Given request — Lay out every line of the material below as a numbered list, leaving out any blank lines.

Supplied data —

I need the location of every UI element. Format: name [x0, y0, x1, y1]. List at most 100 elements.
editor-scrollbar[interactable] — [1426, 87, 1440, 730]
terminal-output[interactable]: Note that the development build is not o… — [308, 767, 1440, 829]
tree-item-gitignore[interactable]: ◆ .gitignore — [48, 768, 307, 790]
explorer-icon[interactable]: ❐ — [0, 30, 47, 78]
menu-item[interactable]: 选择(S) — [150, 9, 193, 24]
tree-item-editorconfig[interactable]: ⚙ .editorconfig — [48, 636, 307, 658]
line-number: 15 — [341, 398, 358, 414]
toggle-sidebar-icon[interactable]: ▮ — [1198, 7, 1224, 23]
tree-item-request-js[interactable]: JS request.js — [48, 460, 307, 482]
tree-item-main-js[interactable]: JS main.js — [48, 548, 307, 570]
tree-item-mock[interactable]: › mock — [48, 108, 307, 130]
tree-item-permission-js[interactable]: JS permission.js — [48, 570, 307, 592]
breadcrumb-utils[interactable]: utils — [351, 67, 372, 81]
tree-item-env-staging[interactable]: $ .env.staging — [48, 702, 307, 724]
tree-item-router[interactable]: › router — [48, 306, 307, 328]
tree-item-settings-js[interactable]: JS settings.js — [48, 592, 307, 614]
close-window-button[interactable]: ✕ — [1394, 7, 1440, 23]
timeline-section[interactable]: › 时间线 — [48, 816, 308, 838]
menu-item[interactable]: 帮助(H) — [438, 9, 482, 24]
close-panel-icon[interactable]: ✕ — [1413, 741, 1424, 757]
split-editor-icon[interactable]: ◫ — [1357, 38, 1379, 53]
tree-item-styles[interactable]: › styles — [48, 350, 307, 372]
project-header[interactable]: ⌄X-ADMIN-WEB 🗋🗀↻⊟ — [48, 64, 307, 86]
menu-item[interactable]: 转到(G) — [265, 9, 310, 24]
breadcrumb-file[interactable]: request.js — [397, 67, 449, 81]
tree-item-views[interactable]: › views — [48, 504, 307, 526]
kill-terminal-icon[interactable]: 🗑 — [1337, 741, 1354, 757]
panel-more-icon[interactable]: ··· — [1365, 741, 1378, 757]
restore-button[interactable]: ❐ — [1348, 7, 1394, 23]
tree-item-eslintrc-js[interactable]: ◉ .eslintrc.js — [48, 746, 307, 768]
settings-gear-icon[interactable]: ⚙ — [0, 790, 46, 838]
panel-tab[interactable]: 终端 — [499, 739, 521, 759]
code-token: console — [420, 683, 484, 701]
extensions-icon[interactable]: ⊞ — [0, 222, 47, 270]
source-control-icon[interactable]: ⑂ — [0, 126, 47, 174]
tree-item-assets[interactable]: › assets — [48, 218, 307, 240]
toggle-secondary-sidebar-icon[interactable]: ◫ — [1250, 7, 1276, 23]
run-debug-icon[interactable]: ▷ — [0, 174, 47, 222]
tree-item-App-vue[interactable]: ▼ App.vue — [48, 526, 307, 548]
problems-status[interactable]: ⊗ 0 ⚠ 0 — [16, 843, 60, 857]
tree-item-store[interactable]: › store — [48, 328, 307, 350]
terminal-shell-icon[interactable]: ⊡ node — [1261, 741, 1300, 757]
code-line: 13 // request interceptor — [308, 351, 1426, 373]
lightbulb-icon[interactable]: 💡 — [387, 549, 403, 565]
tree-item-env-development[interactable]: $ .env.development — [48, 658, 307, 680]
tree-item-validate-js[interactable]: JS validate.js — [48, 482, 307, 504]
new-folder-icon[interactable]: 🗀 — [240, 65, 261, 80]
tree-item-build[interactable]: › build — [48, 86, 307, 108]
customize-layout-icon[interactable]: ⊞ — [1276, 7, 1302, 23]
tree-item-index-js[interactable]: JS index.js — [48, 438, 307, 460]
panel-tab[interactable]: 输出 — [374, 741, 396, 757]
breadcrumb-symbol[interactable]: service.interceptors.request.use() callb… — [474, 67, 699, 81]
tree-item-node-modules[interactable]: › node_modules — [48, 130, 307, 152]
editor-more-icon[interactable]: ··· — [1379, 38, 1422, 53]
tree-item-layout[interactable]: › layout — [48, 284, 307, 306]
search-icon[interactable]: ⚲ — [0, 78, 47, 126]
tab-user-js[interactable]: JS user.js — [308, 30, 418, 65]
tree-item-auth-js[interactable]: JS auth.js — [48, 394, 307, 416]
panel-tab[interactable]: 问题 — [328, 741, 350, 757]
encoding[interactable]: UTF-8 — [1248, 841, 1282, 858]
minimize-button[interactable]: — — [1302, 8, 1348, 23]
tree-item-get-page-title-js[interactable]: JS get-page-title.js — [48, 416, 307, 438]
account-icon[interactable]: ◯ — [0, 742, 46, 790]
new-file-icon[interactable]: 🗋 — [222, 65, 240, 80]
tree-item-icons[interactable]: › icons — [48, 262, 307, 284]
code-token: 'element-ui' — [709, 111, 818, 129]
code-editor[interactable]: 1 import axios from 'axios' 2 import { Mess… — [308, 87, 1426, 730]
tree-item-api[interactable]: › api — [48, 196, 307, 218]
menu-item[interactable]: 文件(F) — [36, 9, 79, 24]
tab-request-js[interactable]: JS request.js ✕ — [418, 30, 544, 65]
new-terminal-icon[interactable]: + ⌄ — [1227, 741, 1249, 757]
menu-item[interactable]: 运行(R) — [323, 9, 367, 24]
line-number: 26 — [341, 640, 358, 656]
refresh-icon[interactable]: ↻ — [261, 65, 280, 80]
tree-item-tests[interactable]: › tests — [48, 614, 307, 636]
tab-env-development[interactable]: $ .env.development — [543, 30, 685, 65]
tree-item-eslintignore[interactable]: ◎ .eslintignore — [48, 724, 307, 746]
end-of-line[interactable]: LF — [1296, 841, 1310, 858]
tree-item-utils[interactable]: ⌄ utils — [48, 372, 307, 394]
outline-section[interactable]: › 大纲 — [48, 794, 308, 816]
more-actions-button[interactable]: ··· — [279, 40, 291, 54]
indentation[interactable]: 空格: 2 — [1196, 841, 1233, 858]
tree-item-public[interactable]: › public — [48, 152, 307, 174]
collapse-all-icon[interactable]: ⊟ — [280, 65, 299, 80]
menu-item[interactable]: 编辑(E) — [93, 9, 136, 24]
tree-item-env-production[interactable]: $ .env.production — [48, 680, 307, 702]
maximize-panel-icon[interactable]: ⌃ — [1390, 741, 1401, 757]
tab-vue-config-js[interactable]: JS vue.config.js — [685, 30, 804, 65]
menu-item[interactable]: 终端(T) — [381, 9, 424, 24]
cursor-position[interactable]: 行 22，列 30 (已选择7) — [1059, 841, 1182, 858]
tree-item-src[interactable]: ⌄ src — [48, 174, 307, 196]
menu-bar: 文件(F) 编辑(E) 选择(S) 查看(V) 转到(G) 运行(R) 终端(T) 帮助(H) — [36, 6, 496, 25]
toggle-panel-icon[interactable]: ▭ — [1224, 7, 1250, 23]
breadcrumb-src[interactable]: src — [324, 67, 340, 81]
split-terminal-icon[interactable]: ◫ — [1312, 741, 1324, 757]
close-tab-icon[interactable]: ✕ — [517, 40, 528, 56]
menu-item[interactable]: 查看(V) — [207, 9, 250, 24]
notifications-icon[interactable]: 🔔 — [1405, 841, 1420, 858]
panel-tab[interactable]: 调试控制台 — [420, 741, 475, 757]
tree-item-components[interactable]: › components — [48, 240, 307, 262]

Exercise output —
1. I need the location of every UI element. Format: name [x0, y0, x1, y1]. List at most 100 elements.
2. editor-scrollbar[interactable] — [1426, 87, 1440, 730]
3. terminal-output[interactable]: Note that the development build is not o… — [308, 767, 1440, 829]
4. tree-item-gitignore[interactable]: ◆ .gitignore — [48, 768, 307, 790]
5. explorer-icon[interactable]: ❐ — [0, 30, 47, 78]
6. menu-item[interactable]: 选择(S) — [150, 9, 193, 24]
7. tree-item-editorconfig[interactable]: ⚙ .editorconfig — [48, 636, 307, 658]
8. line-number: 15 — [341, 398, 358, 414]
9. toggle-sidebar-icon[interactable]: ▮ — [1198, 7, 1224, 23]
10. tree-item-request-js[interactable]: JS request.js — [48, 460, 307, 482]
11. tree-item-main-js[interactable]: JS main.js — [48, 548, 307, 570]
12. tree-item-mock[interactable]: › mock — [48, 108, 307, 130]
13. tree-item-permission-js[interactable]: JS permission.js — [48, 570, 307, 592]
14. breadcrumb-utils[interactable]: utils — [351, 67, 372, 81]
15. tree-item-env-staging[interactable]: $ .env.staging — [48, 702, 307, 724]
16. tree-item-router[interactable]: › router — [48, 306, 307, 328]
17. tree-item-settings-js[interactable]: JS settings.js — [48, 592, 307, 614]
18. close-window-button[interactable]: ✕ — [1394, 7, 1440, 23]
19. timeline-section[interactable]: › 时间线 — [48, 816, 308, 838]
20. menu-item[interactable]: 帮助(H) — [438, 9, 482, 24]
21. close-panel-icon[interactable]: ✕ — [1413, 741, 1424, 757]
22. split-editor-icon[interactable]: ◫ — [1357, 38, 1379, 53]
23. tree-item-styles[interactable]: › styles — [48, 350, 307, 372]
24. project-header[interactable]: ⌄X-ADMIN-WEB 🗋🗀↻⊟ — [48, 64, 307, 86]
25. menu-item[interactable]: 转到(G) — [265, 9, 310, 24]
26. breadcrumb-file[interactable]: request.js — [397, 67, 449, 81]
27. tree-item-views[interactable]: › views — [48, 504, 307, 526]
28. kill-terminal-icon[interactable]: 🗑 — [1337, 741, 1354, 757]
29. panel-more-icon[interactable]: ··· — [1365, 741, 1378, 757]
30. restore-button[interactable]: ❐ — [1348, 7, 1394, 23]
31. tree-item-eslintrc-js[interactable]: ◉ .eslintrc.js — [48, 746, 307, 768]
32. settings-gear-icon[interactable]: ⚙ — [0, 790, 46, 838]
33. panel-tab[interactable]: 终端 — [499, 739, 521, 759]
34. code-token: console — [420, 683, 484, 701]
35. extensions-icon[interactable]: ⊞ — [0, 222, 47, 270]
36. source-control-icon[interactable]: ⑂ — [0, 126, 47, 174]
37. tree-item-assets[interactable]: › assets — [48, 218, 307, 240]
38. toggle-secondary-sidebar-icon[interactable]: ◫ — [1250, 7, 1276, 23]
39. run-debug-icon[interactable]: ▷ — [0, 174, 47, 222]
40. tree-item-App-vue[interactable]: ▼ App.vue — [48, 526, 307, 548]
41. problems-status[interactable]: ⊗ 0 ⚠ 0 — [16, 843, 60, 857]
42. tree-item-store[interactable]: › store — [48, 328, 307, 350]
43. terminal-shell-icon[interactable]: ⊡ node — [1261, 741, 1300, 757]
44. code-line: 13 // request interceptor — [308, 351, 1426, 373]
45. lightbulb-icon[interactable]: 💡 — [387, 549, 403, 565]
46. tree-item-env-development[interactable]: $ .env.development — [48, 658, 307, 680]
47. tree-item-validate-js[interactable]: JS validate.js — [48, 482, 307, 504]
48. new-folder-icon[interactable]: 🗀 — [240, 65, 261, 80]
49. tree-item-build[interactable]: › build — [48, 86, 307, 108]
50. customize-layout-icon[interactable]: ⊞ — [1276, 7, 1302, 23]
51. tree-item-index-js[interactable]: JS index.js — [48, 438, 307, 460]
52. panel-tab[interactable]: 输出 — [374, 741, 396, 757]
53. breadcrumb-symbol[interactable]: service.interceptors.request.use() callb… — [474, 67, 699, 81]
54. tree-item-node-modules[interactable]: › node_modules — [48, 130, 307, 152]
55. editor-more-icon[interactable]: ··· — [1379, 38, 1422, 53]
56. tree-item-layout[interactable]: › layout — [48, 284, 307, 306]
57. search-icon[interactable]: ⚲ — [0, 78, 47, 126]
58. tab-user-js[interactable]: JS user.js — [308, 30, 418, 65]
59. tree-item-auth-js[interactable]: JS auth.js — [48, 394, 307, 416]
60. panel-tab[interactable]: 问题 — [328, 741, 350, 757]
61. encoding[interactable]: UTF-8 — [1248, 841, 1282, 858]
62. minimize-button[interactable]: — — [1302, 8, 1348, 23]
63. tree-item-get-page-title-js[interactable]: JS get-page-title.js — [48, 416, 307, 438]
64. account-icon[interactable]: ◯ — [0, 742, 46, 790]
65. new-file-icon[interactable]: 🗋 — [222, 65, 240, 80]
66. tree-item-icons[interactable]: › icons — [48, 262, 307, 284]
67. code-token: 'element-ui' — [709, 111, 818, 129]
68. code-editor[interactable]: 1 import axios from 'axios' 2 import { Mess… — [308, 87, 1426, 730]
69. tree-item-api[interactable]: › api — [48, 196, 307, 218]
70. menu-item[interactable]: 文件(F) — [36, 9, 79, 24]
71. tab-request-js[interactable]: JS request.js ✕ — [418, 30, 544, 65]
72. new-terminal-icon[interactable]: + ⌄ — [1227, 741, 1249, 757]
73. menu-item[interactable]: 运行(R) — [323, 9, 367, 24]
74. line-number: 26 — [341, 640, 358, 656]
75. refresh-icon[interactable]: ↻ — [261, 65, 280, 80]
76. tree-item-tests[interactable]: › tests — [48, 614, 307, 636]
77. tab-env-development[interactable]: $ .env.development — [543, 30, 685, 65]
78. tree-item-eslintignore[interactable]: ◎ .eslintignore — [48, 724, 307, 746]
79. end-of-line[interactable]: LF — [1296, 841, 1310, 858]
80. tree-item-utils[interactable]: ⌄ utils — [48, 372, 307, 394]
81. outline-section[interactable]: › 大纲 — [48, 794, 308, 816]
82. more-actions-button[interactable]: ··· — [279, 40, 291, 54]
83. indentation[interactable]: 空格: 2 — [1196, 841, 1233, 858]
84. tree-item-public[interactable]: › public — [48, 152, 307, 174]
85. collapse-all-icon[interactable]: ⊟ — [280, 65, 299, 80]
86. menu-item[interactable]: 编辑(E) — [93, 9, 136, 24]
87. tree-item-env-production[interactable]: $ .env.production — [48, 680, 307, 702]
88. maximize-panel-icon[interactable]: ⌃ — [1390, 741, 1401, 757]
89. tab-vue-config-js[interactable]: JS vue.config.js — [685, 30, 804, 65]
90. menu-item[interactable]: 终端(T) — [381, 9, 424, 24]
91. cursor-position[interactable]: 行 22，列 30 (已选择7) — [1059, 841, 1182, 858]
92. tree-item-src[interactable]: ⌄ src — [48, 174, 307, 196]
93. menu-bar: 文件(F) 编辑(E) 选择(S) 查看(V) 转到(G) 运行(R) 终端(T) 帮助(H) — [36, 6, 496, 25]
94. toggle-panel-icon[interactable]: ▭ — [1224, 7, 1250, 23]
95. breadcrumb-src[interactable]: src — [324, 67, 340, 81]
96. split-terminal-icon[interactable]: ◫ — [1312, 741, 1324, 757]
97. close-tab-icon[interactable]: ✕ — [517, 40, 528, 56]
98. menu-item[interactable]: 查看(V) — [207, 9, 250, 24]
99. notifications-icon[interactable]: 🔔 — [1405, 841, 1420, 858]
100. panel-tab[interactable]: 调试控制台 — [420, 741, 475, 757]
101. tree-item-components[interactable]: › components — [48, 240, 307, 262]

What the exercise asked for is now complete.